**** The input ****
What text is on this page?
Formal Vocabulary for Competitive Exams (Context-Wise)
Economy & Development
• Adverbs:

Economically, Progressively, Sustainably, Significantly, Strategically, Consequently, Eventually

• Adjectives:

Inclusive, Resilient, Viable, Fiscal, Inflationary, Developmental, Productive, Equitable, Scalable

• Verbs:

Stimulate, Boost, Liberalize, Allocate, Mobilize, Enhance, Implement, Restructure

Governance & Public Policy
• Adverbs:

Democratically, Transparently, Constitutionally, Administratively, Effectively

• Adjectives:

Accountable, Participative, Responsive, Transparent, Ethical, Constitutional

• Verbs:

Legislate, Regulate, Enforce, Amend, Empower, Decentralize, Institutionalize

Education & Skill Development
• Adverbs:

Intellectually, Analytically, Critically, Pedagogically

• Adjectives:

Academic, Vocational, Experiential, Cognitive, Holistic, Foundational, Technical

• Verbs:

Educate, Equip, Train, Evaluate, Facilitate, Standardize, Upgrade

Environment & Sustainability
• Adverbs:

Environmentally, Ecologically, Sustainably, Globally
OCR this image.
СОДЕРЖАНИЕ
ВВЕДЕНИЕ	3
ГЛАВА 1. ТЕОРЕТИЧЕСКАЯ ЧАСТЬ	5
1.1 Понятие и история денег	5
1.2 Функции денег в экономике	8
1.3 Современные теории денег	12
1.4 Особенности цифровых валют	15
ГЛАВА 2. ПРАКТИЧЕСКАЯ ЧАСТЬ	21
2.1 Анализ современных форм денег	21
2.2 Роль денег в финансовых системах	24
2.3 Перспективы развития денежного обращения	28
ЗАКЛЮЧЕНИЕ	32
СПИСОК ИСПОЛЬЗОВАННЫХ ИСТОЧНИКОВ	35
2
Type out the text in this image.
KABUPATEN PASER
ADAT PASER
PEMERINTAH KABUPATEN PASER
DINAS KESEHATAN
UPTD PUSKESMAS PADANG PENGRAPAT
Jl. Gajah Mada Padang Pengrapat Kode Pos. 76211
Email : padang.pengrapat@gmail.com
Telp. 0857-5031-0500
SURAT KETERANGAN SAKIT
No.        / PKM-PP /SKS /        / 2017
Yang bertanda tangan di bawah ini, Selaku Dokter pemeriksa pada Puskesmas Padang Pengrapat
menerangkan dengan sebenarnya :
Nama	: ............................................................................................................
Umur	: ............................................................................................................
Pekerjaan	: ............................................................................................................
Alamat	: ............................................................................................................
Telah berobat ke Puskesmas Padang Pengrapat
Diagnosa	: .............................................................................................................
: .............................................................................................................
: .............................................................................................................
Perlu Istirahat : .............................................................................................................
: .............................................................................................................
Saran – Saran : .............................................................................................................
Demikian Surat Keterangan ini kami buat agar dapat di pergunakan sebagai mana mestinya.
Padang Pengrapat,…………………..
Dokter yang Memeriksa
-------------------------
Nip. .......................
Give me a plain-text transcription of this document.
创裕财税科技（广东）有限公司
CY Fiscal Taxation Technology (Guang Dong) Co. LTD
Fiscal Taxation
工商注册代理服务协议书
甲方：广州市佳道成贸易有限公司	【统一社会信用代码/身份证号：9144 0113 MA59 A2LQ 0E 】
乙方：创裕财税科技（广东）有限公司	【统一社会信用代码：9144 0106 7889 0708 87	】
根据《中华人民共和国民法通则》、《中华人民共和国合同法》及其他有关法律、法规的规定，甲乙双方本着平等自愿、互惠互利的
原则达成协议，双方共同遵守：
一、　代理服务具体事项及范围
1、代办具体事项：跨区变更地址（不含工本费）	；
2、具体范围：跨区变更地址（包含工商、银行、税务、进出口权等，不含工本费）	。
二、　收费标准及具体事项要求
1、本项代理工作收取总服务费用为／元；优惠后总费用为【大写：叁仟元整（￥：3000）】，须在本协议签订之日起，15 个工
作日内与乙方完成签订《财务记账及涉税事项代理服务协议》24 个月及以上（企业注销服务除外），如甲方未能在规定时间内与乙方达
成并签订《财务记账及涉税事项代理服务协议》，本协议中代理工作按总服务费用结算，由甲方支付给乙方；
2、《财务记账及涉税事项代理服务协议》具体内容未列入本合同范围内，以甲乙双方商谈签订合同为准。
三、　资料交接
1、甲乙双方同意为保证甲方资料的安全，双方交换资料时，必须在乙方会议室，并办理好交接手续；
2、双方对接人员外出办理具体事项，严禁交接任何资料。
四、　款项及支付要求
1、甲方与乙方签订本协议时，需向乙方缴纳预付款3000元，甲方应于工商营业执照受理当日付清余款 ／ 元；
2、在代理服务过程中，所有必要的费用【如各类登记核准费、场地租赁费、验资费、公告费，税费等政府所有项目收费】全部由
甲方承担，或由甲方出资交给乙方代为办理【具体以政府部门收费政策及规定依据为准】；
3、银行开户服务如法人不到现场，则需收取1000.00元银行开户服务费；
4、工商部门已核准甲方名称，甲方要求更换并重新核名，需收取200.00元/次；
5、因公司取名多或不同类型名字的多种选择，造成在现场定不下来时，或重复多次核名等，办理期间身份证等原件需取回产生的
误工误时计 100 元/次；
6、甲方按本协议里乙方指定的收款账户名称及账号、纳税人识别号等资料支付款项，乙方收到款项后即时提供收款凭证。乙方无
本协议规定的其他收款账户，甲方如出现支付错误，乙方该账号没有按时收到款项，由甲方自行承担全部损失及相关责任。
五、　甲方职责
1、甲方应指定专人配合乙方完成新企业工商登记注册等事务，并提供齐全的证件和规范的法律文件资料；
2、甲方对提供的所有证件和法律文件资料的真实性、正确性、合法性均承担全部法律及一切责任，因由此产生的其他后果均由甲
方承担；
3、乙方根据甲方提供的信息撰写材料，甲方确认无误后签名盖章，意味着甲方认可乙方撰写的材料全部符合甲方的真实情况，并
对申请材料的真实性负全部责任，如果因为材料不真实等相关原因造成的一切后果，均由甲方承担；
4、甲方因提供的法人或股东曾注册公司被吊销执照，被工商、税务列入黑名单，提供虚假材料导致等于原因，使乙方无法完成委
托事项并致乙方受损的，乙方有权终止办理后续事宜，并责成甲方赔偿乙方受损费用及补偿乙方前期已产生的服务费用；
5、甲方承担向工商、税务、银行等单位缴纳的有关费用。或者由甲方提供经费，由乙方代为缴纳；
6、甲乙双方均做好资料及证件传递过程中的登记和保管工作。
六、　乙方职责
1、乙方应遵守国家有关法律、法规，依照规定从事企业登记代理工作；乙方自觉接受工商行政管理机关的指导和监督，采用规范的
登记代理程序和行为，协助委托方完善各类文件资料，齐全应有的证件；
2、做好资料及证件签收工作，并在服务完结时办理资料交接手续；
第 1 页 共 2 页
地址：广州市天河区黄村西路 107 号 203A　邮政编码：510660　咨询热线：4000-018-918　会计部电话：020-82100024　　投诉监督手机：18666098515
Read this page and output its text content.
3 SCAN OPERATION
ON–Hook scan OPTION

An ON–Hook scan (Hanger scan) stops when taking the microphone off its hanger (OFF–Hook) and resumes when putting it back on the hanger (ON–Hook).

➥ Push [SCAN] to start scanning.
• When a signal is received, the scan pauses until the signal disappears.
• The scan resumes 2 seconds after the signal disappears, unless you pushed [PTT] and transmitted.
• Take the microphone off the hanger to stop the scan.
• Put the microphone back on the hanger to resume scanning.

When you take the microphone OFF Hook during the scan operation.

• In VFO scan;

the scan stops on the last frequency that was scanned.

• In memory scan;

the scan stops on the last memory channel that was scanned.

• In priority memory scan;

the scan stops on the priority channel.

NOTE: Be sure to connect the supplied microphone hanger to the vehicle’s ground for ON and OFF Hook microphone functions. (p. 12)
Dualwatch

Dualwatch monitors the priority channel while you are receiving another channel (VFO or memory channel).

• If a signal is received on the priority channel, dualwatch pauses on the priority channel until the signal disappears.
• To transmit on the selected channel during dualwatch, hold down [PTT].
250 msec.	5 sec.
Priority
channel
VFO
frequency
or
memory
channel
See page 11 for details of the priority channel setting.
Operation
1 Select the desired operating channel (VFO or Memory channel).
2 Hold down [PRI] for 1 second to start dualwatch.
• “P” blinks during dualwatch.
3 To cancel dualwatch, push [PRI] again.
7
****
Find each line that has the word "ГЛАВА", then copy it out.

» Solution to this task
ГЛАВА 1. ТЕОРЕТИЧЕСКАЯ ЧАСТЬ	5
ГЛАВА 2. ПРАКТИЧЕСКАЯ ЧАСТЬ	21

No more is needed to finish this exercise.